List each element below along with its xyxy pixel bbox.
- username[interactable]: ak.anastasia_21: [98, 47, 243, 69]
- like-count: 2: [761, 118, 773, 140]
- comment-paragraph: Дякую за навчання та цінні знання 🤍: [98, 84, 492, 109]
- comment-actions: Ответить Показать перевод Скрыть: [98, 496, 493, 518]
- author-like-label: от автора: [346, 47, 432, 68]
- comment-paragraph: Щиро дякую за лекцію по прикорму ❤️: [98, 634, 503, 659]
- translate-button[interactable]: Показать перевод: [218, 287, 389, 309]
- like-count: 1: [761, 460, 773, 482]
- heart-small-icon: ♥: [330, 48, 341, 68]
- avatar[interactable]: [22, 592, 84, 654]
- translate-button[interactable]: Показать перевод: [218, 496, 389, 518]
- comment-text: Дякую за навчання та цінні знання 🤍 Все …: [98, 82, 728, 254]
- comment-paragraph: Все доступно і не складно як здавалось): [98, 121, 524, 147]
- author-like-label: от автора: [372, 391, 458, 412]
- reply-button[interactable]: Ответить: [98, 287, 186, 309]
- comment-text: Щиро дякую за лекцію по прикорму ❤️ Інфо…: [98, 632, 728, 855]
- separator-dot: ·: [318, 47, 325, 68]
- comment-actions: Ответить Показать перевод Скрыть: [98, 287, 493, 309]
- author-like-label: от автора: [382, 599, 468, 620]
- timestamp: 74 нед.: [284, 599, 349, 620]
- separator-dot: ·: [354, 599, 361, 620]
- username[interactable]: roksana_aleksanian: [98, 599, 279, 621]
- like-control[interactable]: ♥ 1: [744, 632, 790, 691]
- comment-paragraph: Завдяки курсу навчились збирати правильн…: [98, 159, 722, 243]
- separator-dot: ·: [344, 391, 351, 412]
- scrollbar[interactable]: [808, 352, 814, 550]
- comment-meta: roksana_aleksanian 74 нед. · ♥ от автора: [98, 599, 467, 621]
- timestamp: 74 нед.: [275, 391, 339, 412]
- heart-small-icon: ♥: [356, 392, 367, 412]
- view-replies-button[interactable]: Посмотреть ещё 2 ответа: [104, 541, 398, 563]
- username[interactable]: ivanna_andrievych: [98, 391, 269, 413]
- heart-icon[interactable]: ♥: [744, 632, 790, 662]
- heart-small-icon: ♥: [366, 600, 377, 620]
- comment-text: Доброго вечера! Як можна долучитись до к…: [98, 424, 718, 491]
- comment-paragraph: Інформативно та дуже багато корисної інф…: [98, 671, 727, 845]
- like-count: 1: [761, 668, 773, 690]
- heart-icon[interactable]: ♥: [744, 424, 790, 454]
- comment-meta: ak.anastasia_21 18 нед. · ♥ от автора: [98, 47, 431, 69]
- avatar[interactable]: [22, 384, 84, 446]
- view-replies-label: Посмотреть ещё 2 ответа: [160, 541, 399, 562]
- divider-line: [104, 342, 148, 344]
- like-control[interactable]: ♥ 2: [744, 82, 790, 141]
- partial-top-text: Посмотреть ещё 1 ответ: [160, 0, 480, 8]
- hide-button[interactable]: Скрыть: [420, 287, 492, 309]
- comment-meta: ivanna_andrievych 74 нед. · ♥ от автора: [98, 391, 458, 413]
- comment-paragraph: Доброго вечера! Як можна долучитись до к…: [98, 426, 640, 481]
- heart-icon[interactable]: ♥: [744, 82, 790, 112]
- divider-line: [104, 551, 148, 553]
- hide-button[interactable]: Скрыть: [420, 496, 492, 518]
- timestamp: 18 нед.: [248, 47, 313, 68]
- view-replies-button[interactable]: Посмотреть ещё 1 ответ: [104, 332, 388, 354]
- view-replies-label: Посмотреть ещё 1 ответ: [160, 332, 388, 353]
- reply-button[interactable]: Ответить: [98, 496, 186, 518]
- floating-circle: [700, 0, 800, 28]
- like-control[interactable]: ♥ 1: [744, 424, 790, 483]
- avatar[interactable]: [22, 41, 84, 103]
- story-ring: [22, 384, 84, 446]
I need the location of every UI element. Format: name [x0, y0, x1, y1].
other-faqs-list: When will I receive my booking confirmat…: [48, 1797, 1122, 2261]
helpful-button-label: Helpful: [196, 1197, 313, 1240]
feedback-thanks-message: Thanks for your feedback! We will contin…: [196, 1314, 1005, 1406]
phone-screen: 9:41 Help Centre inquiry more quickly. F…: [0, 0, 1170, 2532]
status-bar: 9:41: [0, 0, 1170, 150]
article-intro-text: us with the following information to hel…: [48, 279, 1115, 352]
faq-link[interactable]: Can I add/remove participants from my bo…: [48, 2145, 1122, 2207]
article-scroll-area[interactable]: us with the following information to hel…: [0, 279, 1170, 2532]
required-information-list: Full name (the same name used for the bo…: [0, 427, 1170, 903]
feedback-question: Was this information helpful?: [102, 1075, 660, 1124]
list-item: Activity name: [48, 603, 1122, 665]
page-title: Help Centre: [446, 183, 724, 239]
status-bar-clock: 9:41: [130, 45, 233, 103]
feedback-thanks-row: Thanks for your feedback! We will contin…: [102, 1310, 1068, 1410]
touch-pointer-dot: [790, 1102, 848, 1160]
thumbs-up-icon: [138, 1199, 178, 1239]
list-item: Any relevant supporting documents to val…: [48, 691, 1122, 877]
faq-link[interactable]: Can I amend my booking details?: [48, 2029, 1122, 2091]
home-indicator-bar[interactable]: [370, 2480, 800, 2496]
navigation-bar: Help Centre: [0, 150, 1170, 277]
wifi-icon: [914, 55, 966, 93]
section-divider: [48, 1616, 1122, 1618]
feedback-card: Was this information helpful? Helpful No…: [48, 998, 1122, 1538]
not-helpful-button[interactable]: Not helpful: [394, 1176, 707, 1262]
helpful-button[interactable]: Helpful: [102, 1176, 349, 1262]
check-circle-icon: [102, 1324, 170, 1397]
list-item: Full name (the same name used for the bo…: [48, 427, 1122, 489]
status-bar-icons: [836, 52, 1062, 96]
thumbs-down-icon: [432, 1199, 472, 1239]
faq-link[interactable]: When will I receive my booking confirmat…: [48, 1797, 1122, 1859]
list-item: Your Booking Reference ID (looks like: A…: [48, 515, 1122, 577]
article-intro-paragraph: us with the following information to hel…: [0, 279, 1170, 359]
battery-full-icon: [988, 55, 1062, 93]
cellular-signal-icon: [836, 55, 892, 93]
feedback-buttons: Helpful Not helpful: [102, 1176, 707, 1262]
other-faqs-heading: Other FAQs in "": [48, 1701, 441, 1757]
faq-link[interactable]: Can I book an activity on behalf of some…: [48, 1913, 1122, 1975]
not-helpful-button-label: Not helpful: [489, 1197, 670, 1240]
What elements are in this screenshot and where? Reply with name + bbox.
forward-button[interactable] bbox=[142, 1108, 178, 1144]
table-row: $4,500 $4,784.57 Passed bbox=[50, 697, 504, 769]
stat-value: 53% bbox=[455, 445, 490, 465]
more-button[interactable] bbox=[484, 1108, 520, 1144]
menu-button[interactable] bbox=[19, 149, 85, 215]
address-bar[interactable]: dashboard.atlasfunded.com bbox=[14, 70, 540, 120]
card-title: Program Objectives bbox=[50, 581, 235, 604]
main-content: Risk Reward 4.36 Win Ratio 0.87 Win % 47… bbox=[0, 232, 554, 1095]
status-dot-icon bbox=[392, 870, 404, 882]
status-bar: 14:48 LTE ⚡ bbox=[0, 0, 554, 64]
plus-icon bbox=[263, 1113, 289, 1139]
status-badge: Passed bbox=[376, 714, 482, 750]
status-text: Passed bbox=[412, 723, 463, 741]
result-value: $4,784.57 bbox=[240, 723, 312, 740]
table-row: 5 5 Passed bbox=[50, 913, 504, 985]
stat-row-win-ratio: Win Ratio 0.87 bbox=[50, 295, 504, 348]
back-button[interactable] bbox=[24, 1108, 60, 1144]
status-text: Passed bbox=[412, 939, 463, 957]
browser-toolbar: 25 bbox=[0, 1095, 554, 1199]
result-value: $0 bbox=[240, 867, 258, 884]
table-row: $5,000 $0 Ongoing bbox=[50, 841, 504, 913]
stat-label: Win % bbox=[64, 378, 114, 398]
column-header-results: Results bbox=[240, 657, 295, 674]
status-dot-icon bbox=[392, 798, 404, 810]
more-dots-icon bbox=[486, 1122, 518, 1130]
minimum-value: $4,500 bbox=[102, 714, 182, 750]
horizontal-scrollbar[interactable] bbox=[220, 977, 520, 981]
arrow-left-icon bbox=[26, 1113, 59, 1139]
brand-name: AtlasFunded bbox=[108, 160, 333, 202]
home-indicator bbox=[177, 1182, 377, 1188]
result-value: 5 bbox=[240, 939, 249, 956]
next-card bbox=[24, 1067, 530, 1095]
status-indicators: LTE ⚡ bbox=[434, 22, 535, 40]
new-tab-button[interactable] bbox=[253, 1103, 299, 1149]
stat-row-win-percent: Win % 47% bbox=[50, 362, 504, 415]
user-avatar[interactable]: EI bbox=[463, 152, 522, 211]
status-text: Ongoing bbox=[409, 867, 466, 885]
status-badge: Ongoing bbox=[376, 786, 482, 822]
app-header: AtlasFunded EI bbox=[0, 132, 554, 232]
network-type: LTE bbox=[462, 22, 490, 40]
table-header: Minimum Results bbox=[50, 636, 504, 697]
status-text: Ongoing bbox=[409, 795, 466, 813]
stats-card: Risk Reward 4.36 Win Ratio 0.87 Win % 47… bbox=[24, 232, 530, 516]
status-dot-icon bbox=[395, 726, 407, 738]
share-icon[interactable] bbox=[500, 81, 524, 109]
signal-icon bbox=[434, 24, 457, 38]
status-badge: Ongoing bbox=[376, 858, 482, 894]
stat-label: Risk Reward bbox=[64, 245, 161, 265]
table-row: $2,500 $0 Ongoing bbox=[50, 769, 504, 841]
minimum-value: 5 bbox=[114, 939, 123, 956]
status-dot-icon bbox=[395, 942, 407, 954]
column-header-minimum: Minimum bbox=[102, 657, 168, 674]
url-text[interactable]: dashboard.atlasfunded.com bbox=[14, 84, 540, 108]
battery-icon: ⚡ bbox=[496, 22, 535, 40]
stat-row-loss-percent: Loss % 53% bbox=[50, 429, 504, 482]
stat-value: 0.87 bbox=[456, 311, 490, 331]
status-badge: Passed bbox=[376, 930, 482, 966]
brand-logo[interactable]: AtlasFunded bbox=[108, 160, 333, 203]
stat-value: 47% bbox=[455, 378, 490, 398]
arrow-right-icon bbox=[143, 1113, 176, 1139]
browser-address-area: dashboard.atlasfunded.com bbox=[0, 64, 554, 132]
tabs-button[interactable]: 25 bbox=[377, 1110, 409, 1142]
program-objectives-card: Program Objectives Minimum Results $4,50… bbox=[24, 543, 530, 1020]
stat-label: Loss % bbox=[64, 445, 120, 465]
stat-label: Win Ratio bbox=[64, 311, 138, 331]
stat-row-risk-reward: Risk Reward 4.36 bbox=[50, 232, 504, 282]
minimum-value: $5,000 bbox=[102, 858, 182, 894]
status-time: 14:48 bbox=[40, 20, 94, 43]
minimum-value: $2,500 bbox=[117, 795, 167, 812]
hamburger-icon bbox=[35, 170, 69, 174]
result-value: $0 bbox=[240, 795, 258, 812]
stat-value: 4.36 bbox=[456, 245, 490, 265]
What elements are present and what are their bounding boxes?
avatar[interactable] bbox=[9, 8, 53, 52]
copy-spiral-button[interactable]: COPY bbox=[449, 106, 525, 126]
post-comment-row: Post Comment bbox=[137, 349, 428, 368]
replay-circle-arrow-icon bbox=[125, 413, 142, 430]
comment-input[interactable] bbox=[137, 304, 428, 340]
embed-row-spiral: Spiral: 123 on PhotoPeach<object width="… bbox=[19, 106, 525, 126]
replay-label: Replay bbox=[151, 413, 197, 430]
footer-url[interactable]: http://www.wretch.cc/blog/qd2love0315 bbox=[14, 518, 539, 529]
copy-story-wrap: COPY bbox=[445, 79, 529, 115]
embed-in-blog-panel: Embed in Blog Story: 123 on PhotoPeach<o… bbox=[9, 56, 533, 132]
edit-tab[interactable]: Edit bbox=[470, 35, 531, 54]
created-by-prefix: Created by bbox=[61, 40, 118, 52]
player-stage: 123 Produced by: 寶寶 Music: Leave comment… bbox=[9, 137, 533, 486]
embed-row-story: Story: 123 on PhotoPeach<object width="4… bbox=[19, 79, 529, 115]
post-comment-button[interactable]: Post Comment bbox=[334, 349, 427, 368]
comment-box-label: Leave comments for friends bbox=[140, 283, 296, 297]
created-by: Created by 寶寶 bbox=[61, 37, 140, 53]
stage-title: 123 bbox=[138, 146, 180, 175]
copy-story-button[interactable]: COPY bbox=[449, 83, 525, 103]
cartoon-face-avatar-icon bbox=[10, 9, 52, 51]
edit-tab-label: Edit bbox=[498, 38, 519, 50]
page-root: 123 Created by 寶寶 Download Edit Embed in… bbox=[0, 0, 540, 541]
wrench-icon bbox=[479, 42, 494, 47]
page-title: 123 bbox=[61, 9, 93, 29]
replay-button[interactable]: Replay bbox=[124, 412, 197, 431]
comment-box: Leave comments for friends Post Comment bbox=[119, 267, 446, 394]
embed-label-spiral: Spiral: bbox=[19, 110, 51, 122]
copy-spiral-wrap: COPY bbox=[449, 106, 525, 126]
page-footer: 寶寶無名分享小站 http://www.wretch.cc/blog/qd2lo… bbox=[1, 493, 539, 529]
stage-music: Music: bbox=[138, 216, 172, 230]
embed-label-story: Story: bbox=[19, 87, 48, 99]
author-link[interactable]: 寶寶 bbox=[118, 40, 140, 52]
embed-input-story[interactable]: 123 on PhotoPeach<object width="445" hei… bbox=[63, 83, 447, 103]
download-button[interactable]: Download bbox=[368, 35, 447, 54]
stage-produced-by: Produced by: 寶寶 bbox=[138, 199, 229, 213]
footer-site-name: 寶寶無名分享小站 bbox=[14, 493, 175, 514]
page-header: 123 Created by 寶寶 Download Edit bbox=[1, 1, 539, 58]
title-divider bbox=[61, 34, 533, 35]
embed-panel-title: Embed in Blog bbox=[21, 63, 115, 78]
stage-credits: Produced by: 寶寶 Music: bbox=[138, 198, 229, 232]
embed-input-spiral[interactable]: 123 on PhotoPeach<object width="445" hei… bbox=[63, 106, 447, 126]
# # # #
--- Your objective ---
Convert the stretch from the first line of the entries through the line containing "- heart-small-icon: ♥: [366, 600, 377, 620]" into a JSON list of strings, one per line, with blank lines left out.

--- The solution ---
[
  "List each element below along with its xyxy pixel bbox.",
  "- username[interactable]: ak.anastasia_21: [98, 47, 243, 69]",
  "- like-count: 2: [761, 118, 773, 140]",
  "- comment-paragraph: Дякую за навчання та цінні знання 🤍: [98, 84, 492, 109]",
  "- comment-actions: Ответить Показать перевод Скрыть: [98, 496, 493, 518]",
  "- author-like-label: от автора: [346, 47, 432, 68]",
  "- comment-paragraph: Щиро дякую за лекцію по прикорму ❤️: [98, 634, 503, 659]",
  "- translate-button[interactable]: Показать перевод: [218, 287, 389, 309]",
  "- like-count: 1: [761, 460, 773, 482]",
  "- heart-small-icon: ♥: [330, 48, 341, 68]",
  "- avatar[interactable]: [22, 592, 84, 654]",
  "- translate-button[interactable]: Показать перевод: [218, 496, 389, 518]",
  "- comment-text: Дякую за навчання та цінні знання 🤍 Все …: [98, 82, 728, 254]",
  "- comment-paragraph: Все доступно і не складно як здавалось): [98, 121, 524, 147]",
  "- author-like-label: от автора: [372, 391, 458, 412]",
  "- reply-button[interactable]: Ответить: [98, 287, 186, 309]",
  "- comment-text: Щиро дякую за лекцію по прикорму ❤️ Інфо…: [98, 632, 728, 855]",
  "- separator-dot: ·: [318, 47, 325, 68]",
  "- comment-actions: Ответить Показать перевод Скрыть: [98, 287, 493, 309]",
  "- author-like-label: от автора: [382, 599, 468, 620]",
  "- timestamp: 74 нед.: [284, 599, 349, 620]",
  "- separator-dot: ·: [354, 599, 361, 620]",
  "- username[interactable]: roksana_aleksanian: [98, 599, 279, 621]",
  "- like-control[interactable]: ♥ 1: [744, 632, 790, 691]",
  "- comment-paragraph: Завдяки курсу навчились збирати правильн…: [98, 159, 722, 243]",
  "- separator-dot: ·: [344, 391, 351, 412]",
  "- scrollbar[interactable]: [808, 352, 814, 550]",
  "- comment-meta: roksana_aleksanian 74 нед. · ♥ от автора: [98, 599, 467, 621]",
  "- timestamp: 74 нед.: [275, 391, 339, 412]",
  "- heart-small-icon: ♥: [356, 392, 367, 412]",
  "- view-replies-button[interactable]: Посмотреть ещё 2 ответа: [104, 541, 398, 563]",
  "- username[interactable]: ivanna_andrievych: [98, 391, 269, 413]",
  "- heart-icon[interactable]: ♥: [744, 632, 790, 662]",
  "- heart-small-icon: ♥: [366, 600, 377, 620]"
]